Make an exact copy of the records, dropping all pictures.

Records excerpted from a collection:
★ ★ ★ ★ ★

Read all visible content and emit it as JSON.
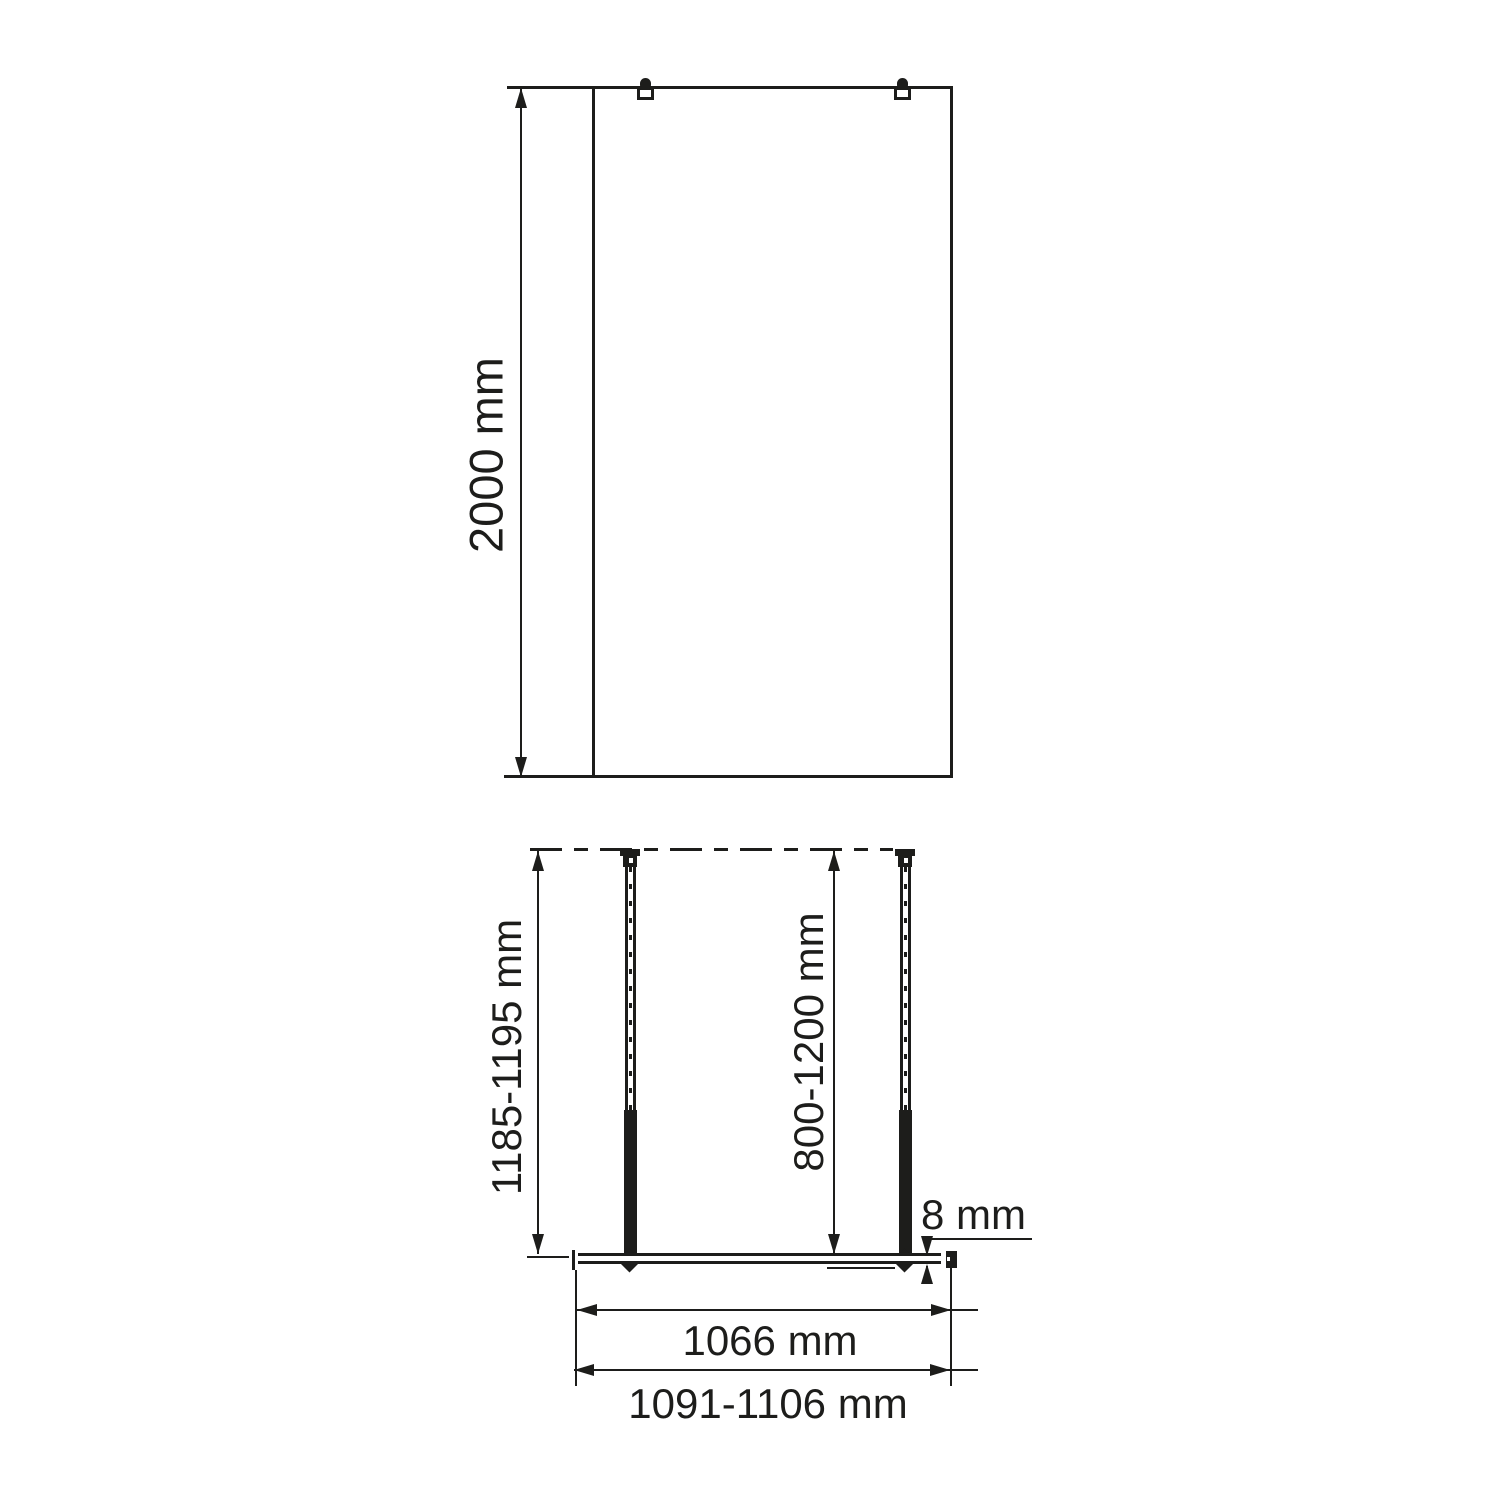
{
  "drawing": {
    "front_view": {
      "height_dimension": "2000 mm"
    },
    "plan_view": {
      "left_support_dimension": "1185-1195 mm",
      "right_support_dimension": "800-1200 mm",
      "glass_thickness": "8 mm",
      "inner_width_dimension": "1066 mm",
      "overall_width_dimension": "1091-1106 mm"
    },
    "colors": {
      "line": "#1d1d1b",
      "background": "#ffffff"
    }
  }
}
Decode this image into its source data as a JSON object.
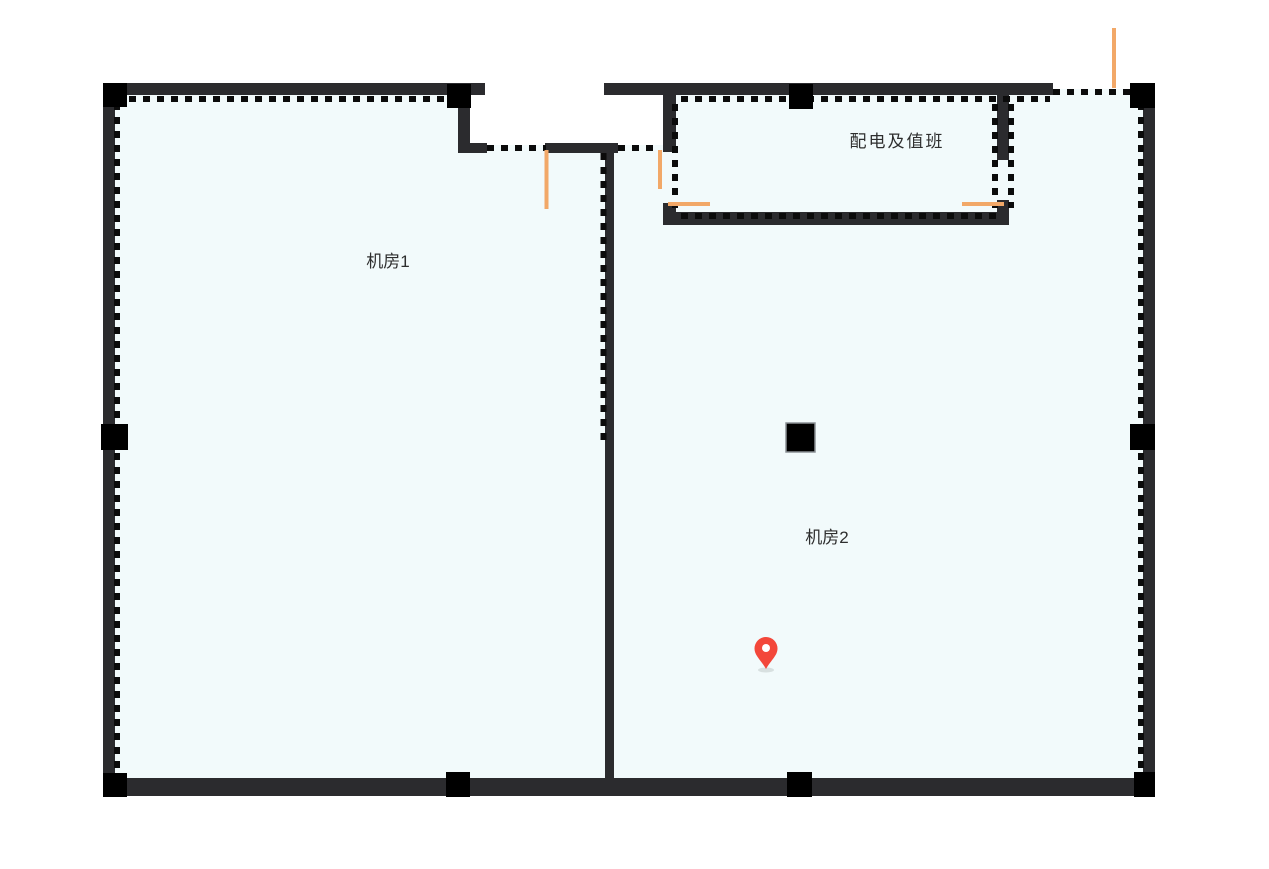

★ ★ ★ ★ ★

Answer below:
Read all visible content and emit it as JSON.
{
  "drawing": {
    "front_view": {
      "height_dimension": "2000 mm"
    },
    "plan_view": {
      "left_support_dimension": "1185-1195 mm",
      "right_support_dimension": "800-1200 mm",
      "glass_thickness": "8 mm",
      "inner_width_dimension": "1066 mm",
      "overall_width_dimension": "1091-1106 mm"
    },
    "colors": {
      "line": "#1d1d1b",
      "background": "#ffffff"
    }
  }
}
Decode this image into its source data as a JSON object.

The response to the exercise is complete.